• _Exercise directions_:
Filter for the word "Kelas" and keep each matching line.

• _Given data_:
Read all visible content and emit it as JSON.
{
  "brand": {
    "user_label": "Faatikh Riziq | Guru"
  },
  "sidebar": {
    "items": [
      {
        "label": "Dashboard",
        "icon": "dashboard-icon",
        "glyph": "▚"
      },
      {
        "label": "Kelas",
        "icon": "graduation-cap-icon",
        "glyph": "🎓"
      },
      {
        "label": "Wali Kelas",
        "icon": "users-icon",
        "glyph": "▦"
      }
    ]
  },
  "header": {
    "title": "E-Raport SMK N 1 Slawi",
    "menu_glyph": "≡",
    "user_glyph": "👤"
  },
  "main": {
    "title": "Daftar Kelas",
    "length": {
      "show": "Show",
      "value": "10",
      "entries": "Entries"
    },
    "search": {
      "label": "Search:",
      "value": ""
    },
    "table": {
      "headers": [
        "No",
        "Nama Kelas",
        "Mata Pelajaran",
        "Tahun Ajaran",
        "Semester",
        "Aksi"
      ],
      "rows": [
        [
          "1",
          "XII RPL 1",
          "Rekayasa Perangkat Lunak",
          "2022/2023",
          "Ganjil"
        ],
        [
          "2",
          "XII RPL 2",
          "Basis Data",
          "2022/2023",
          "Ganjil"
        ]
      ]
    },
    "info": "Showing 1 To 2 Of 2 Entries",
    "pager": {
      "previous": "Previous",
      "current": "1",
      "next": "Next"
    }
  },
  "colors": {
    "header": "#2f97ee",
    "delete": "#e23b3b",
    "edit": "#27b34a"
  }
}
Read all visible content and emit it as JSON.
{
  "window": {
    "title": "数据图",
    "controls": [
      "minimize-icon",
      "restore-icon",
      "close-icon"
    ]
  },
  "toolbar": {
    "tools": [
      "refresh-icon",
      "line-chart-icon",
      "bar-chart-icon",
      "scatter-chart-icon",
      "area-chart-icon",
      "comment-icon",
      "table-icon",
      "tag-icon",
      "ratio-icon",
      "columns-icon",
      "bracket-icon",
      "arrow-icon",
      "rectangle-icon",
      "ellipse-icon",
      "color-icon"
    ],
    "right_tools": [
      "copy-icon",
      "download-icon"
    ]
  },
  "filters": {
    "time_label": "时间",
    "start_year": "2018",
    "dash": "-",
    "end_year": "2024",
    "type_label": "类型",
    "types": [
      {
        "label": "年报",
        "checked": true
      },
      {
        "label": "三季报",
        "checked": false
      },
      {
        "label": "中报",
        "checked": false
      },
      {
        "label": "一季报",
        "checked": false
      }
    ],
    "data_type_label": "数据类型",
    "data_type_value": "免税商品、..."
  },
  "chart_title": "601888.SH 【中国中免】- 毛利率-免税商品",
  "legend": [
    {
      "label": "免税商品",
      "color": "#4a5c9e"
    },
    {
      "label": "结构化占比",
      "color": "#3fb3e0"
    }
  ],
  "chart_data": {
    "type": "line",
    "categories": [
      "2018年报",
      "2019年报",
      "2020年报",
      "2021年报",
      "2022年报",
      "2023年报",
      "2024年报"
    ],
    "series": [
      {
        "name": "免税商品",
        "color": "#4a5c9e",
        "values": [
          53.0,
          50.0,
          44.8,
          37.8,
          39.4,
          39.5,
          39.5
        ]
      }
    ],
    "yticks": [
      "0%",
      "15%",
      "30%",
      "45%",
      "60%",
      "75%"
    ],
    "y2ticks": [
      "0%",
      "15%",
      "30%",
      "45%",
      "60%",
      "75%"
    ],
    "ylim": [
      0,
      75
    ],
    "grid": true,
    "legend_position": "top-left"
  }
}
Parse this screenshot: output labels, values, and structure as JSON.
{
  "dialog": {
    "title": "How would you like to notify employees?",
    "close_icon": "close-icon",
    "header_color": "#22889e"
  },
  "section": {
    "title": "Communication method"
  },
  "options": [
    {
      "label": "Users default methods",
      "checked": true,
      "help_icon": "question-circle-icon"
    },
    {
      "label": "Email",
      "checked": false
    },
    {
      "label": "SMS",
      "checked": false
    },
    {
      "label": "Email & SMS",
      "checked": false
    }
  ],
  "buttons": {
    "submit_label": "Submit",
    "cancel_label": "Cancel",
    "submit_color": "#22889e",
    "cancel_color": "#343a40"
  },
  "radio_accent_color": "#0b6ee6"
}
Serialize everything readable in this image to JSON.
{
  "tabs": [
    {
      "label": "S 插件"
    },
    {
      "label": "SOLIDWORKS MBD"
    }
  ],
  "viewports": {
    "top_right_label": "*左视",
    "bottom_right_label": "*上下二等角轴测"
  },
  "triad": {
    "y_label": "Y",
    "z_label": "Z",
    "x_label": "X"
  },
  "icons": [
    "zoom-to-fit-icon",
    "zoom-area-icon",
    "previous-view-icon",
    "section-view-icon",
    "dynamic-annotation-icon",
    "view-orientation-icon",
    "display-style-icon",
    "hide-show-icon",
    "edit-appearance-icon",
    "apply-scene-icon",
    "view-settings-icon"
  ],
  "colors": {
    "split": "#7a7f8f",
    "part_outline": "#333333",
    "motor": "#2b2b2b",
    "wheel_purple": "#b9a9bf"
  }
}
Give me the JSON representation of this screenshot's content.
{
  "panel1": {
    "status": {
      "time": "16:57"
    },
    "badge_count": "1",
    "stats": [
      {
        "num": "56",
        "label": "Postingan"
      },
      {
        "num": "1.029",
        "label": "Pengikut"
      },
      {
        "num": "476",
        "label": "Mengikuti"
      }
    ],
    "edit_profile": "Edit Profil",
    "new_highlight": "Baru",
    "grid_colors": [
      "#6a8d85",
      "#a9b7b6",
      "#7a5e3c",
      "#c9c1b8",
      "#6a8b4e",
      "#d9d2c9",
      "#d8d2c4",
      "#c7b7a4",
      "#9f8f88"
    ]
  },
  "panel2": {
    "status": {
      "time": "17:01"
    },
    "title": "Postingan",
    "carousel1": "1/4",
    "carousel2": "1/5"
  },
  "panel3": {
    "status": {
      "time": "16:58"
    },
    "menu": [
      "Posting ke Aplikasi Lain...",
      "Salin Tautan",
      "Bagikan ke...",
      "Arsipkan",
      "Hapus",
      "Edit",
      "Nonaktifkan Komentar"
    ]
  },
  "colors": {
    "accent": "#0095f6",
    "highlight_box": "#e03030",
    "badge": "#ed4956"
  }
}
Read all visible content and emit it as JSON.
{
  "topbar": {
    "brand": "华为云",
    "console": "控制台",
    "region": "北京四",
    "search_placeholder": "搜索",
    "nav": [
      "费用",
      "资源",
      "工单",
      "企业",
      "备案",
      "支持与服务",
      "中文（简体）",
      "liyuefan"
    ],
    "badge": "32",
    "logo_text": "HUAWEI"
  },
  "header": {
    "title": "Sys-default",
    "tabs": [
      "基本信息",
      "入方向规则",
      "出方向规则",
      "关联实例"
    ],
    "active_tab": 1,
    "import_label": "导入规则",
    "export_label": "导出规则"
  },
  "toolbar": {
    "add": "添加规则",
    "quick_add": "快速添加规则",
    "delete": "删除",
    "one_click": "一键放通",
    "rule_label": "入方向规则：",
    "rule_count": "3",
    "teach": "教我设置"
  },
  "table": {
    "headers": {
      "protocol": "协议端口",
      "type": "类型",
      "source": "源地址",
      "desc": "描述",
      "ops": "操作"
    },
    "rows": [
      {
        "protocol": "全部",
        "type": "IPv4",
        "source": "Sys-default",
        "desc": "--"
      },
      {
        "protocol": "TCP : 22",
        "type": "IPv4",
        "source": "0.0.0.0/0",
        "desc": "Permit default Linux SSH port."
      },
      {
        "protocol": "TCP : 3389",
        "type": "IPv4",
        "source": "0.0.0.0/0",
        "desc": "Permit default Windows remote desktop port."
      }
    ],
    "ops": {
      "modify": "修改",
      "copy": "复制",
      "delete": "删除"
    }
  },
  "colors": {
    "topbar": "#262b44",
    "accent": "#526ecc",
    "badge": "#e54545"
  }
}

• _Solved problem_:
        "label": "Kelas",
        "label": "Wali Kelas",
    "title": "Daftar Kelas",
        "Nama Kelas",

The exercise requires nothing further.